# [Task to carry out]
The exercise asks you to copy every line below in which "Вычитаемое" appears.

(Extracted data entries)
━━━━━━

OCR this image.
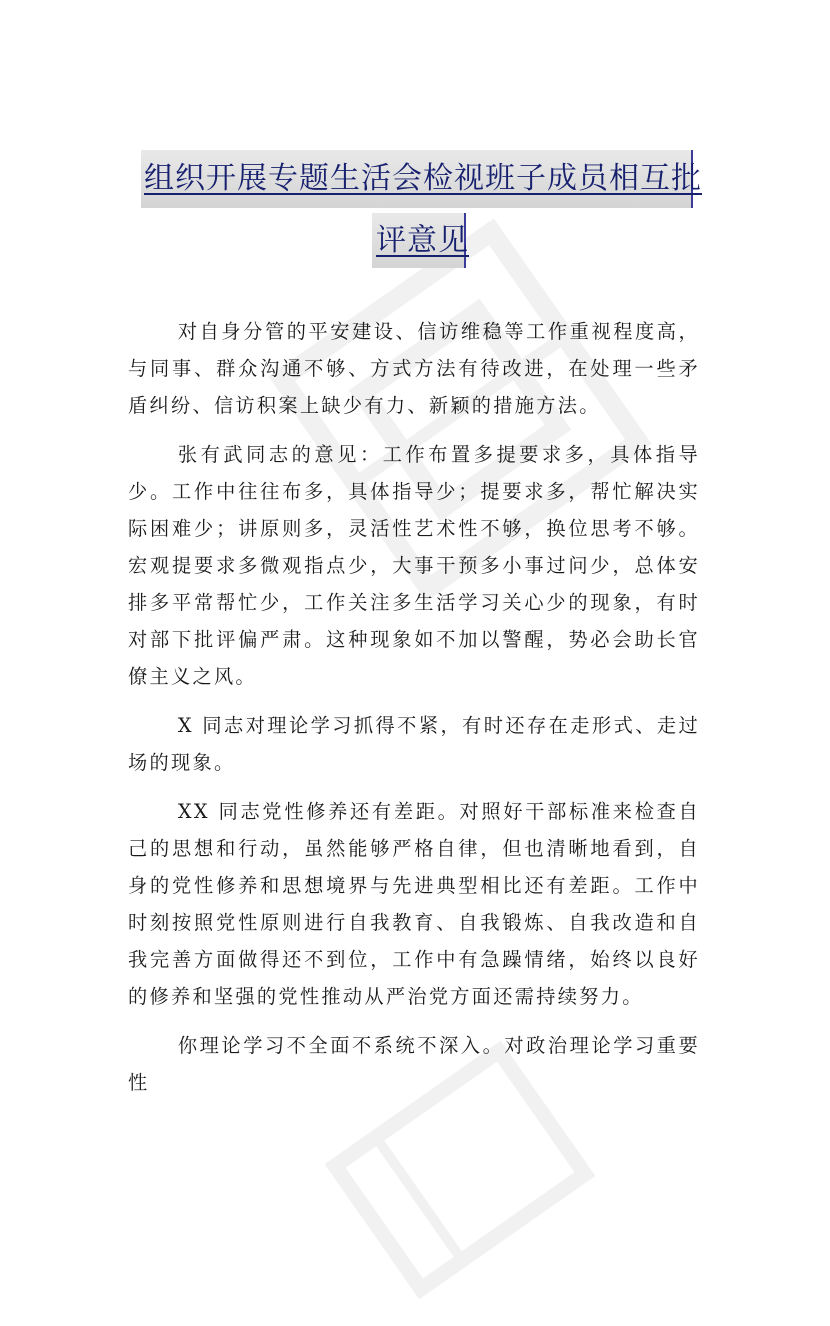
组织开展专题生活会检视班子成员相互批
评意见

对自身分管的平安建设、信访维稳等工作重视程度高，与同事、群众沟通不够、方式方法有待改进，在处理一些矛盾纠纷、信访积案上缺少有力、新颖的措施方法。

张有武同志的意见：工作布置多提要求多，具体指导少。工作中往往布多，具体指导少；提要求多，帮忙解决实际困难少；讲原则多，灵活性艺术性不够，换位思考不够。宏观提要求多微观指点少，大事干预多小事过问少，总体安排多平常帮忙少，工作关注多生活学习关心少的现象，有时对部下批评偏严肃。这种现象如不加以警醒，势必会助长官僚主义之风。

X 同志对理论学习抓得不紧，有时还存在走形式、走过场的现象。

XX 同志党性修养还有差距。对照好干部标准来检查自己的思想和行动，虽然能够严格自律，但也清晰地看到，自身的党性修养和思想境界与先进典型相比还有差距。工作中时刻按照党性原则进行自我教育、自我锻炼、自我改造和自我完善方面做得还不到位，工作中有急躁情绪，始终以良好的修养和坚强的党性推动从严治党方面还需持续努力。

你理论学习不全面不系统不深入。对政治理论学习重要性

━━━━━━

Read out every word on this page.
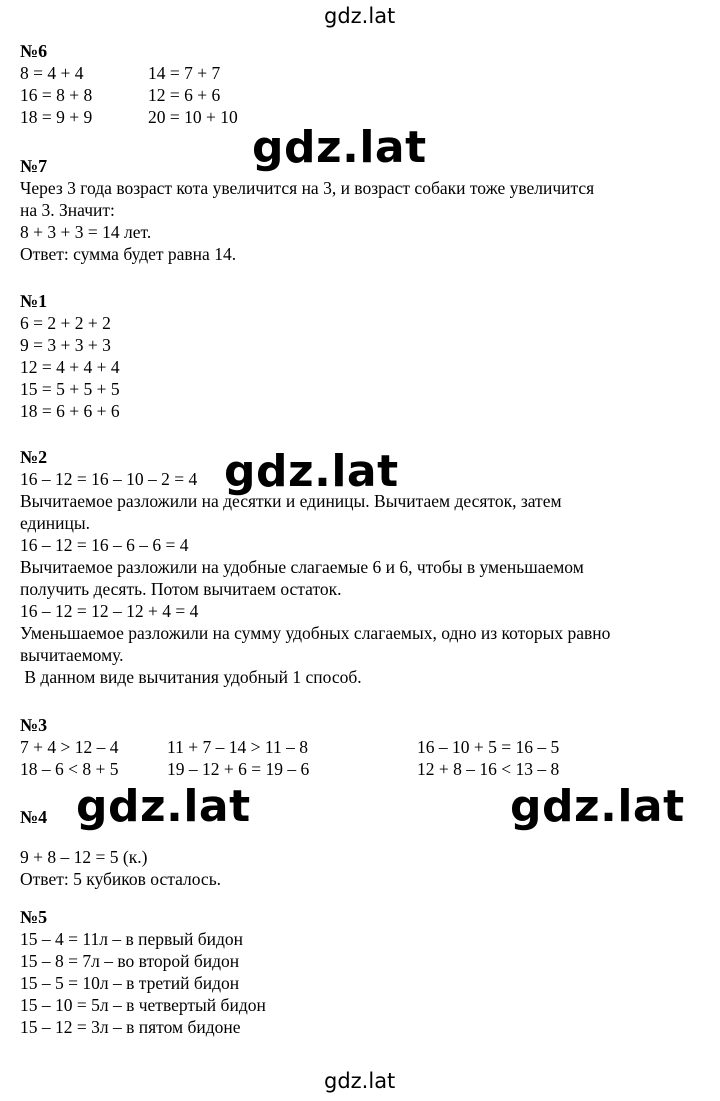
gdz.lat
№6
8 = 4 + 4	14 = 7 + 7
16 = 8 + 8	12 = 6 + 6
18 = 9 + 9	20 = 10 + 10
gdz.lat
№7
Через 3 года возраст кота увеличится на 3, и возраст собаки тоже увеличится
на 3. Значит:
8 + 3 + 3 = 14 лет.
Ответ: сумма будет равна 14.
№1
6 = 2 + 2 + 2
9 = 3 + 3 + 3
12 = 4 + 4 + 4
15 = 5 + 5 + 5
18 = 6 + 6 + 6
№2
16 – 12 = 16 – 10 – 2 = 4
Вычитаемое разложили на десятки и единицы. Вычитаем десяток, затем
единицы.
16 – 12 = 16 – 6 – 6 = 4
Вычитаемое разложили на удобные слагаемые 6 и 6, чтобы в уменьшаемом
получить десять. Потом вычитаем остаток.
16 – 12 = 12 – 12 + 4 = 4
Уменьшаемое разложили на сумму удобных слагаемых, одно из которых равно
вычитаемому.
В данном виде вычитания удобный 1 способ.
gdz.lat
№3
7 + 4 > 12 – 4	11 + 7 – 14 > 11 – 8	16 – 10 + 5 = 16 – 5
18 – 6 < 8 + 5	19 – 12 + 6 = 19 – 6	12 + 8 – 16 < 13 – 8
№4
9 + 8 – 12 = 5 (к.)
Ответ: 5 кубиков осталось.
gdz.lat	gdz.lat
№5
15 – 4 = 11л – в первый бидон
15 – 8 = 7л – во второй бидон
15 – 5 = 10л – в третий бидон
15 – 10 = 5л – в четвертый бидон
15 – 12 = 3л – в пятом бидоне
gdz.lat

━━━━━━

# [Full solution]
Вычитаемое разложили на десятки и единицы. Вычитаем десяток, затем
Вычитаемое разложили на удобные слагаемые 6 и 6, чтобы в уменьшаемом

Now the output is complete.